SHORT EXERCISE:
Reproduce the listing below exactly. Pictures do not belong in the copy.

STORED ROWS:
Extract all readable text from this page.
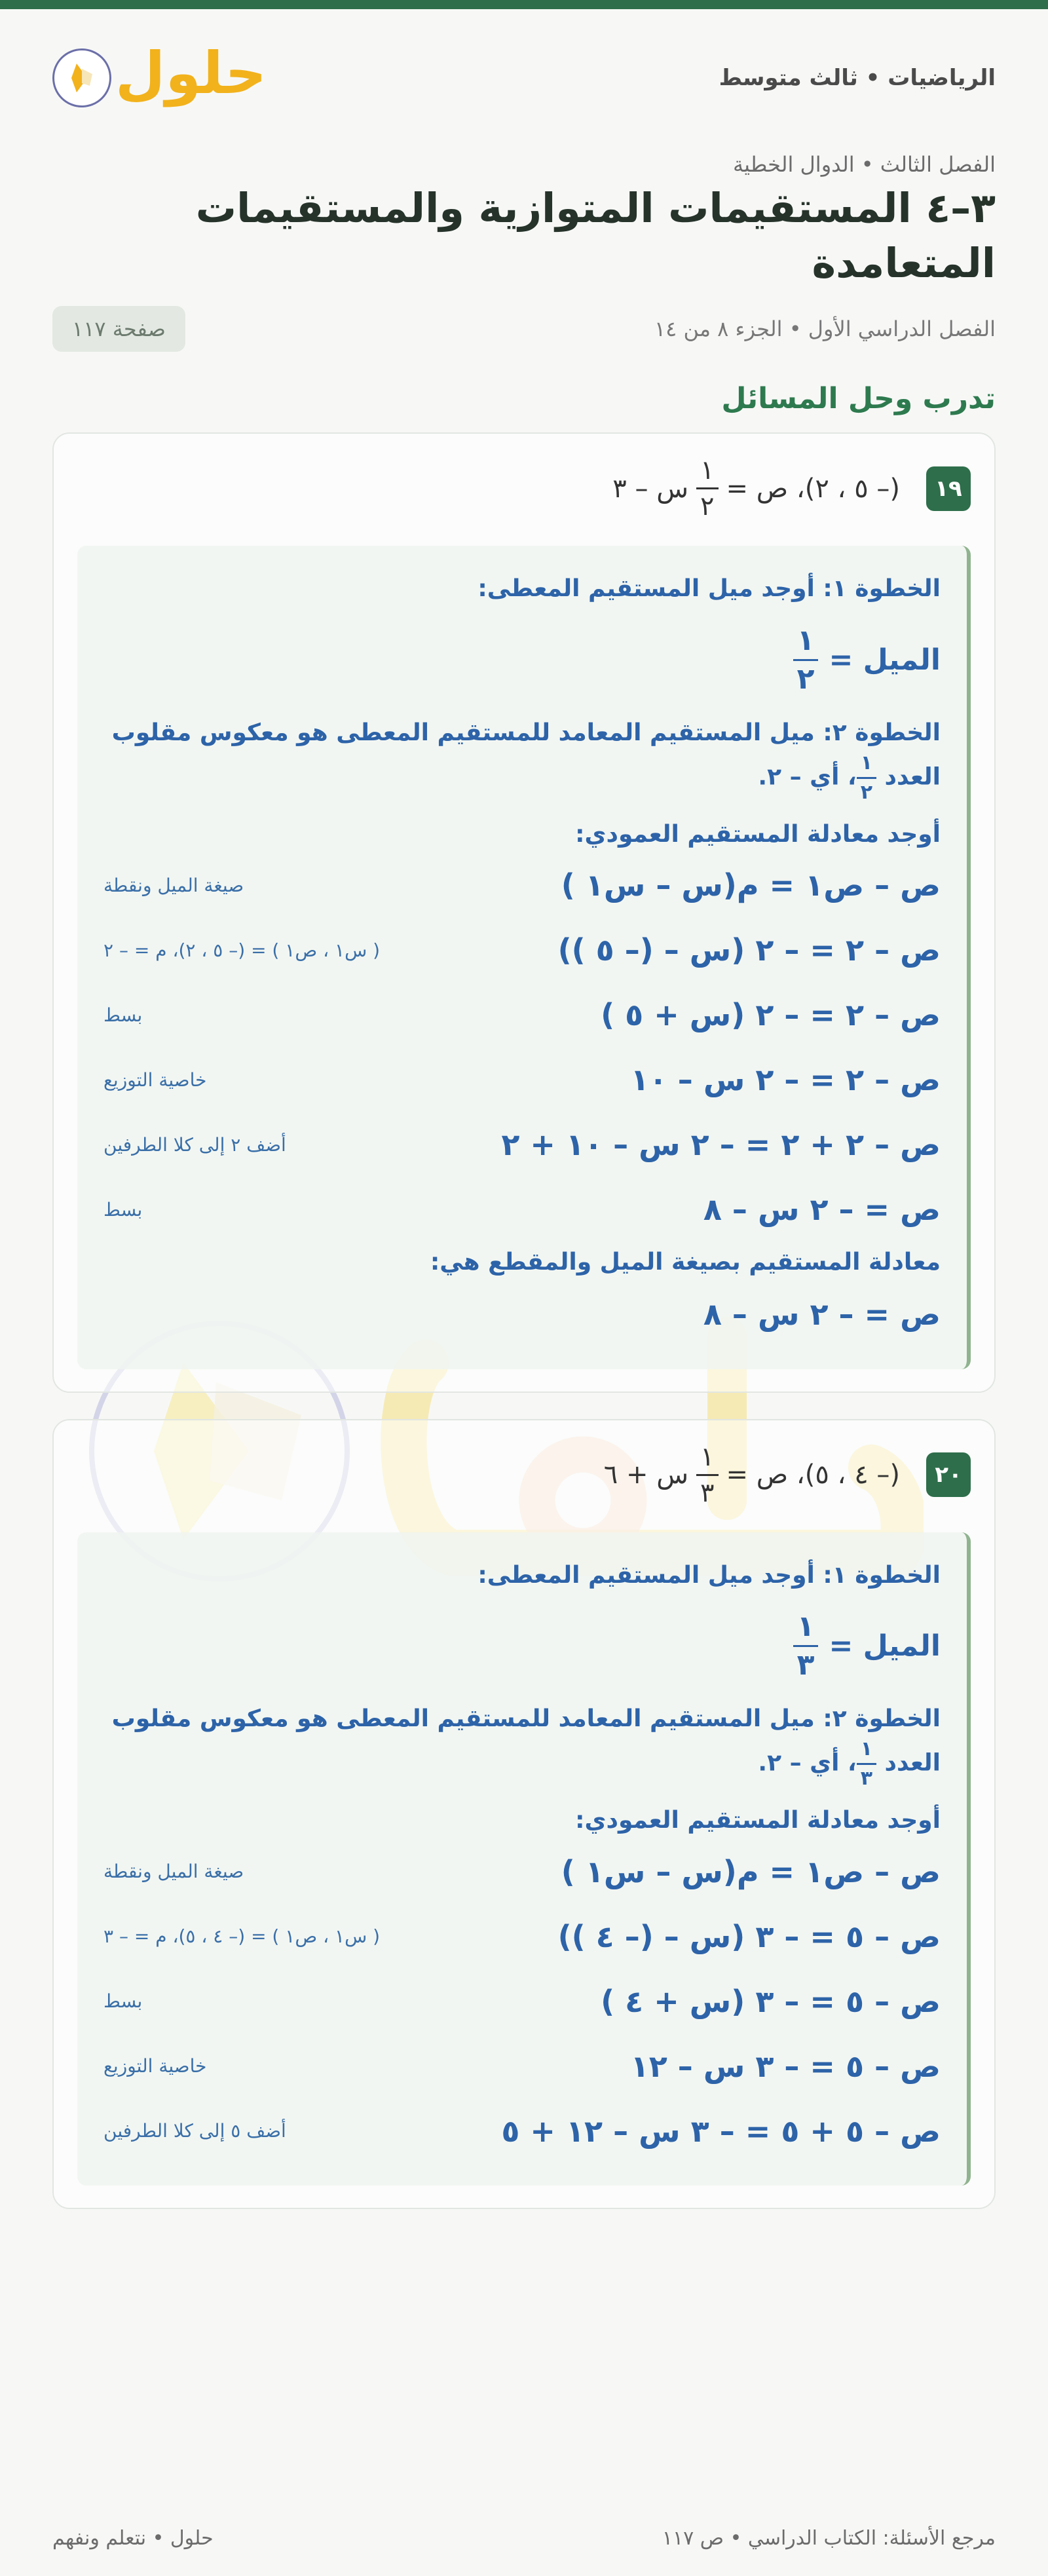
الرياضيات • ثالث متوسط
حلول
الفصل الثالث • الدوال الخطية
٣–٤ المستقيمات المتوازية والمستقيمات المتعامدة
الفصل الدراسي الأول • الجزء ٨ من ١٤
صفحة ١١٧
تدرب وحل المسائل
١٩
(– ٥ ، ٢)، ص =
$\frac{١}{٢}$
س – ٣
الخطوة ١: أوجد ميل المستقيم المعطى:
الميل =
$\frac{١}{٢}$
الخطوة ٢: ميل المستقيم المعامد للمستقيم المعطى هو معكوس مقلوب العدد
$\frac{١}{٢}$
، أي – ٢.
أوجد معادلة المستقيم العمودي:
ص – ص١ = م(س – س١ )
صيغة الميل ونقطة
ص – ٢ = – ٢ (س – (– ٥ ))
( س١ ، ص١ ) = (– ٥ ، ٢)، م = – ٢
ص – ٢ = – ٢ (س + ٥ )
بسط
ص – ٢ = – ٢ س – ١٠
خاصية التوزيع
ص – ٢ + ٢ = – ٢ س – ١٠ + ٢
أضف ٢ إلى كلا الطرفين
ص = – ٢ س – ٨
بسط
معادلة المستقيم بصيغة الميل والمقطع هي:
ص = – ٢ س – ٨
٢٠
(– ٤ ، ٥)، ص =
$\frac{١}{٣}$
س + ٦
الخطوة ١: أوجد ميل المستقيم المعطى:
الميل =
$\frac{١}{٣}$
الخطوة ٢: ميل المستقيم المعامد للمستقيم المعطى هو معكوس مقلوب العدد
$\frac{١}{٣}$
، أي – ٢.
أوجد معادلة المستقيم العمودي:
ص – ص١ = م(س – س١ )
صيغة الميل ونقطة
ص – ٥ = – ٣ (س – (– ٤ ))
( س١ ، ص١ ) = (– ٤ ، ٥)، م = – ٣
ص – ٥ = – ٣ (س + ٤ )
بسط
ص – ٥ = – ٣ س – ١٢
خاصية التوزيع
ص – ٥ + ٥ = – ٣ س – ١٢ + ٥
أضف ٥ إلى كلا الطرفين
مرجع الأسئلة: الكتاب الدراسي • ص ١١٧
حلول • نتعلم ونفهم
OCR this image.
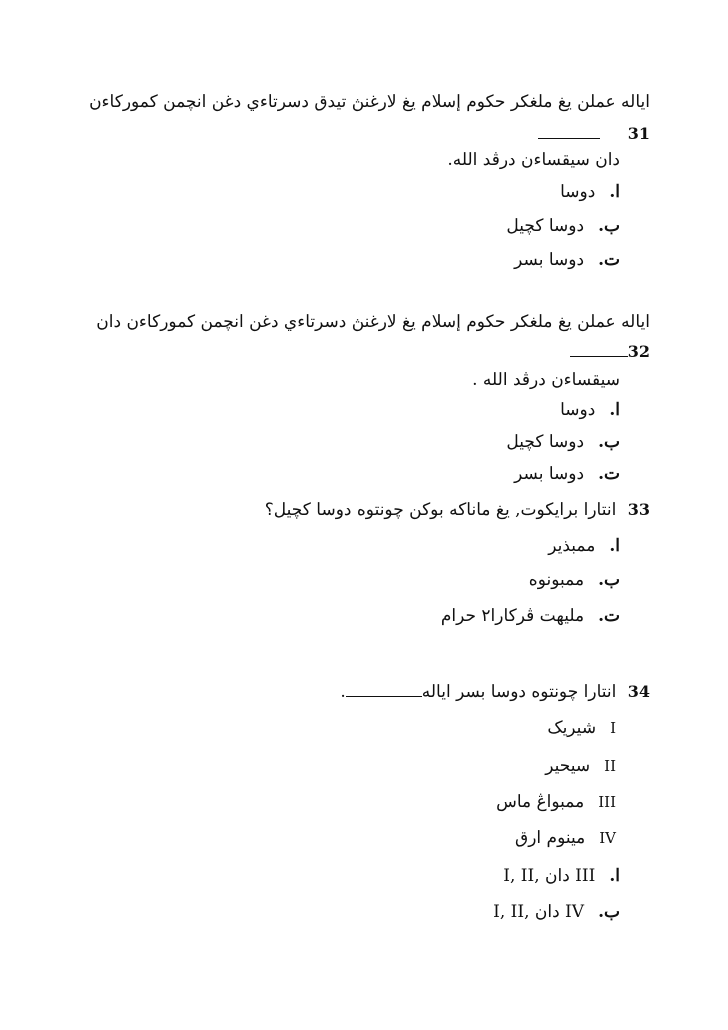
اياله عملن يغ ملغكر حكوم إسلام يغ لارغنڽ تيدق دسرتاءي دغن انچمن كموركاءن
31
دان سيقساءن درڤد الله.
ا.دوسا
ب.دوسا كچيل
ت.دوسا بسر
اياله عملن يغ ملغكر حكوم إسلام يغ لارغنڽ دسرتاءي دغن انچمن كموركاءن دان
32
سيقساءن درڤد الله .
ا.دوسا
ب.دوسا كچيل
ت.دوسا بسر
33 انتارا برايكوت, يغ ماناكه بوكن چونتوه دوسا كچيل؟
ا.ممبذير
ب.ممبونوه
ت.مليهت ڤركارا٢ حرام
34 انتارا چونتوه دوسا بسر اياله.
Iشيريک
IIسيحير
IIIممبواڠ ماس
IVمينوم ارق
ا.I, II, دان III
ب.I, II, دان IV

SOLUTION TO THIS TASK:
Extract all readable text from this page.
الرياضيات • ثالث متوسط
حلول
الفصل الثالث • الدوال الخطية
٣–٤ المستقيمات المتوازية والمستقيمات المتعامدة
الفصل الدراسي الأول • الجزء ٨ من ١٤
صفحة ١١٧
تدرب وحل المسائل
١٩
(– ٥ ، ٢)، ص =
$\frac{١}{٢}$
س – ٣
الخطوة ١: أوجد ميل المستقيم المعطى:
الميل =
$\frac{١}{٢}$
الخطوة ٢: ميل المستقيم المعامد للمستقيم المعطى هو معكوس مقلوب العدد
$\frac{١}{٢}$
، أي – ٢.
أوجد معادلة المستقيم العمودي:
ص – ص١ = م(س – س١ )
صيغة الميل ونقطة
ص – ٢ = – ٢ (س – (– ٥ ))
( س١ ، ص١ ) = (– ٥ ، ٢)، م = – ٢
ص – ٢ = – ٢ (س + ٥ )
بسط
ص – ٢ = – ٢ س – ١٠
خاصية التوزيع
ص – ٢ + ٢ = – ٢ س – ١٠ + ٢
أضف ٢ إلى كلا الطرفين
ص = – ٢ س – ٨
بسط
معادلة المستقيم بصيغة الميل والمقطع هي:
ص = – ٢ س – ٨
٢٠
(– ٤ ، ٥)، ص =
$\frac{١}{٣}$
س + ٦
الخطوة ١: أوجد ميل المستقيم المعطى:
الميل =
$\frac{١}{٣}$
الخطوة ٢: ميل المستقيم المعامد للمستقيم المعطى هو معكوس مقلوب العدد
$\frac{١}{٣}$
، أي – ٢.
أوجد معادلة المستقيم العمودي:
ص – ص١ = م(س – س١ )
صيغة الميل ونقطة
ص – ٥ = – ٣ (س – (– ٤ ))
( س١ ، ص١ ) = (– ٤ ، ٥)، م = – ٣
ص – ٥ = – ٣ (س + ٤ )
بسط
ص – ٥ = – ٣ س – ١٢
خاصية التوزيع
ص – ٥ + ٥ = – ٣ س – ١٢ + ٥
أضف ٥ إلى كلا الطرفين
مرجع الأسئلة: الكتاب الدراسي • ص ١١٧
حلول • نتعلم ونفهم
OCR this image.
اياله عملن يغ ملغكر حكوم إسلام يغ لارغنڽ تيدق دسرتاءي دغن انچمن كموركاءن
31
دان سيقساءن درڤد الله.
ا.دوسا
ب.دوسا كچيل
ت.دوسا بسر
اياله عملن يغ ملغكر حكوم إسلام يغ لارغنڽ دسرتاءي دغن انچمن كموركاءن دان
32
سيقساءن درڤد الله .
ا.دوسا
ب.دوسا كچيل
ت.دوسا بسر
33 انتارا برايكوت, يغ ماناكه بوكن چونتوه دوسا كچيل؟
ا.ممبذير
ب.ممبونوه
ت.مليهت ڤركارا٢ حرام
34 انتارا چونتوه دوسا بسر اياله.
Iشيريک
IIسيحير
IIIممبواڠ ماس
IVمينوم ارق
ا.I, II, دان III
ب.I, II, دان IV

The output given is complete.